# WHAT IS NEEDED
Repeat every line of the listing below exactly, minus the pictures.

# ROWS
================================
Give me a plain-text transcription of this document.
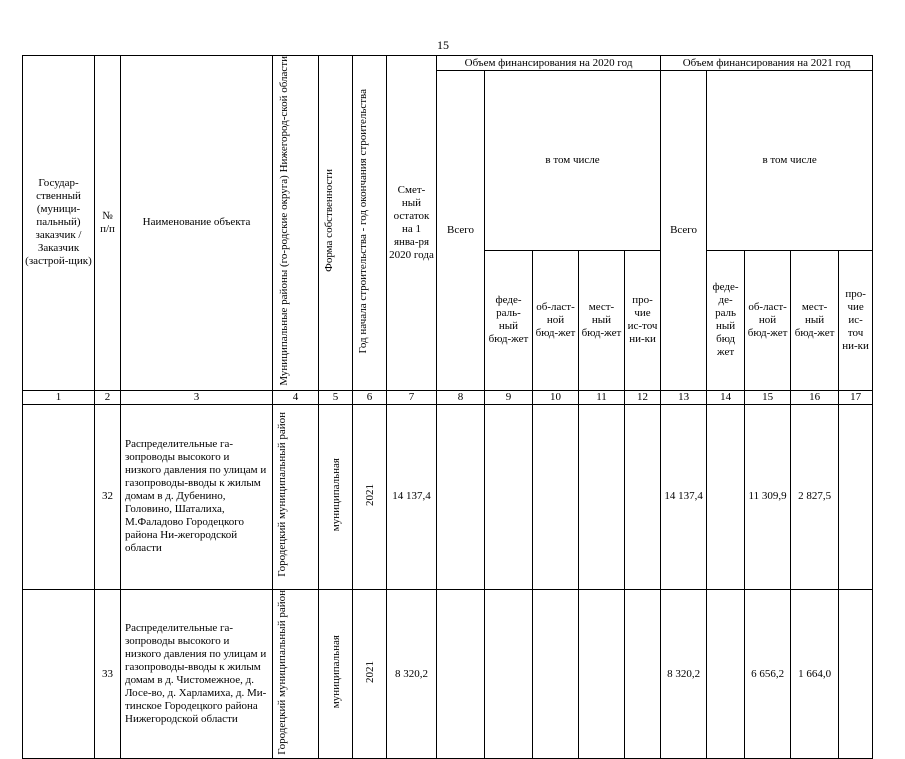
15
Государ-ственный (муници-пальный) заказчик / Заказчик (застрой-щик)	№ п/п	Наименование объекта	Муниципальные районы (го-родские округа) Нижегород-ской области	Форма собственности	Год начала строительства - год окончания строительства	Смет-ный остаток на 1 янва-ря 2020 года	Объем финансирования на 2020 год					Объем финансирования на 2021 год				
							Всего	в том числе				Всего	в том числе			
								феде-раль-ный бюд-жет	об-ласт-ной бюд-жет	мест-ный бюд-жет	про-чие ис-точ ни-ки		феде-де-раль ный бюд жет	об-ласт-ной бюд-жет	мест-ный бюд-жет	про-чие ис-точ ни-ки
1	2	3	4	5	6	7	8	9	10	11	12	13	14	15	16	17
	32	Распределительные га-зопроводы высокого и низкого давления по улицам и газопроводы-вводы к жилым домам в д. Дубенино, Головино, Шаталиха, М.Фаладово Городецкого района Ни-жегородской области	Городецкий муниципальный район	муниципальная	2021	14 137,4						14 137,4		11 309,9	2 827,5	
	33	Распределительные га-зопроводы высокого и низкого давления по улицам и газопроводы-вводы к жилым домам в д. Чистомежное, д. Лосе-во, д. Харламиха, д. Ми-тинское Городецкого района Нижегородской области	Городецкий муниципальный район	муниципальная	2021	8 320,2						8 320,2		6 656,2	1 664,0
================================
# TASK OUTPUT
Give me a plain-text transcription of this document.
15
Государ-ственный (муници-пальный) заказчик / Заказчик (застрой-щик)	№ п/п	Наименование объекта	Муниципальные районы (го-родские округа) Нижегород-ской области	Форма собственности	Год начала строительства - год окончания строительства	Смет-ный остаток на 1 янва-ря 2020 года	Объем финансирования на 2020 год					Объем финансирования на 2021 год				
							Всего	в том числе				Всего	в том числе			
								феде-раль-ный бюд-жет	об-ласт-ной бюд-жет	мест-ный бюд-жет	про-чие ис-точ ни-ки		феде-де-раль ный бюд жет	об-ласт-ной бюд-жет	мест-ный бюд-жет	про-чие ис-точ ни-ки
1	2	3	4	5	6	7	8	9	10	11	12	13	14	15	16	17
	32	Распределительные га-зопроводы высокого и низкого давления по улицам и газопроводы-вводы к жилым домам в д. Дубенино, Головино, Шаталиха, М.Фаладово Городецкого района Ни-жегородской области	Городецкий муниципальный район	муниципальная	2021	14 137,4						14 137,4		11 309,9	2 827,5	
	33	Распределительные га-зопроводы высокого и низкого давления по улицам и газопроводы-вводы к жилым домам в д. Чистомежное, д. Лосе-во, д. Харламиха, д. Ми-тинское Городецкого района Нижегородской области	Городецкий муниципальный район	муниципальная	2021	8 320,2						8 320,2		6 656,2	1 664,0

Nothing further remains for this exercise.